### Short task
Locate all lines with the word "выбор" and copy them out.

### Extracted records
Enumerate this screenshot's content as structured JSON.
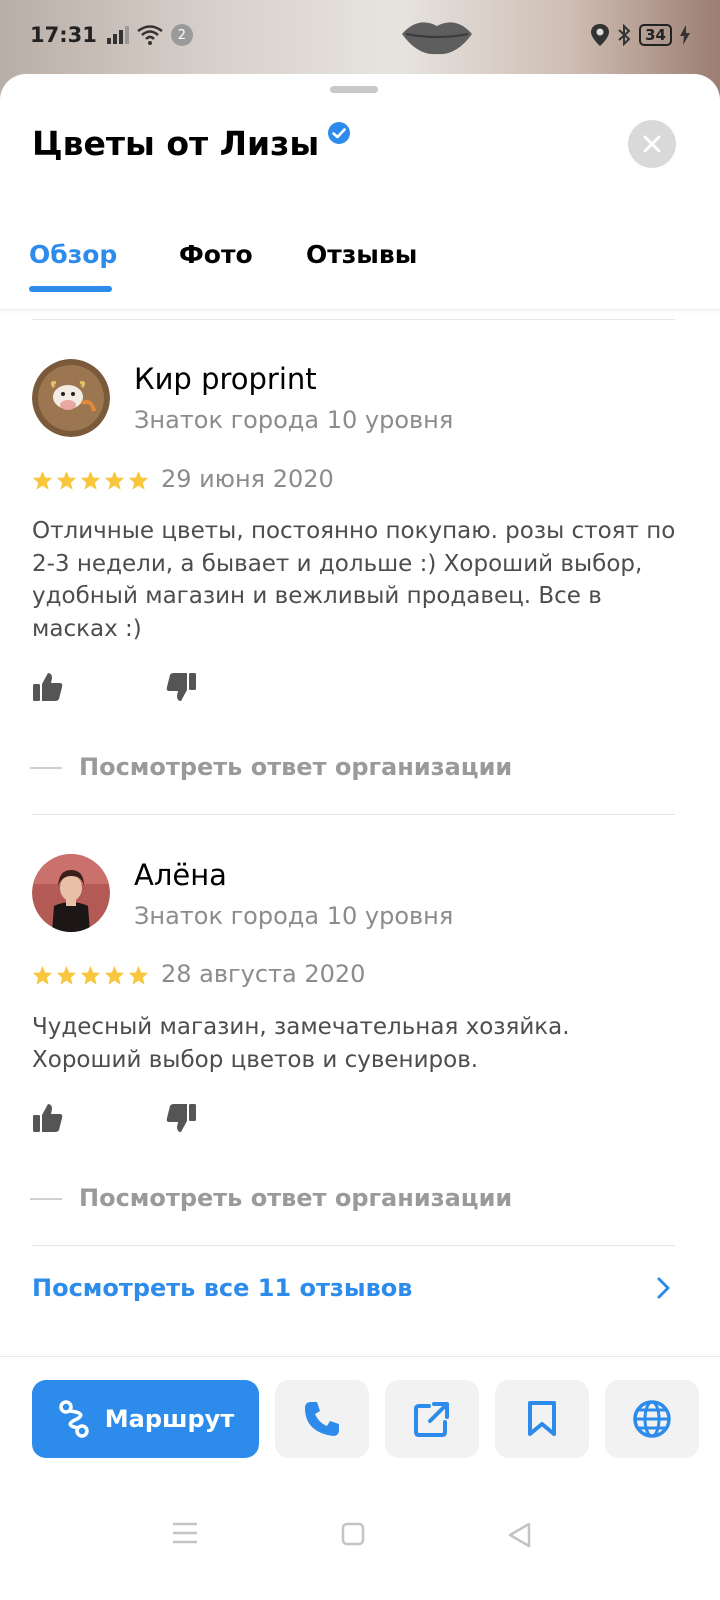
{
  "status_bar": {
    "time": "17:31",
    "notification_count": "2",
    "battery": "34"
  },
  "header": {
    "title": "Цветы от Лизы",
    "verified": true
  },
  "tabs": [
    {
      "label": "Обзор",
      "active": true
    },
    {
      "label": "Фото",
      "active": false
    },
    {
      "label": "Отзывы",
      "active": false
    }
  ],
  "reviews": [
    {
      "author": "Кир proprint",
      "level": "Знаток города 10 уровня",
      "rating": 5,
      "date": "29 июня 2020",
      "text": "Отличные цветы, постоянно покупаю. розы стоят по 2-3 недели, а бывает и дольше :) Хороший выбор, удобный магазин и вежливый продавец. Все в масках :)",
      "reply_link": "Посмотреть ответ организации"
    },
    {
      "author": "Алёна",
      "level": "Знаток города 10 уровня",
      "rating": 5,
      "date": "28 августа 2020",
      "text": "Чудесный магазин, замечательная хозяйка. Хороший выбор цветов и сувениров.",
      "reply_link": "Посмотреть ответ организации"
    }
  ],
  "all_reviews_link": "Посмотреть все 11 отзывов",
  "actions": {
    "route_label": "Маршрут",
    "buttons": [
      "phone-icon",
      "share-icon",
      "bookmark-icon",
      "globe-icon"
    ]
  },
  "colors": {
    "accent": "#2d8ceb",
    "star": "#f9c73e",
    "muted_text": "#8c8c8c"
  }
}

### Written solution
      "text": "Отличные цветы, постоянно покупаю. розы стоят по 2-3 недели, а бывает и дольше :) Хороший выбор, удобный магазин и вежливый продавец. Все в масках :)",
      "text": "Чудесный магазин, замечательная хозяйка. Хороший выбор цветов и сувениров.",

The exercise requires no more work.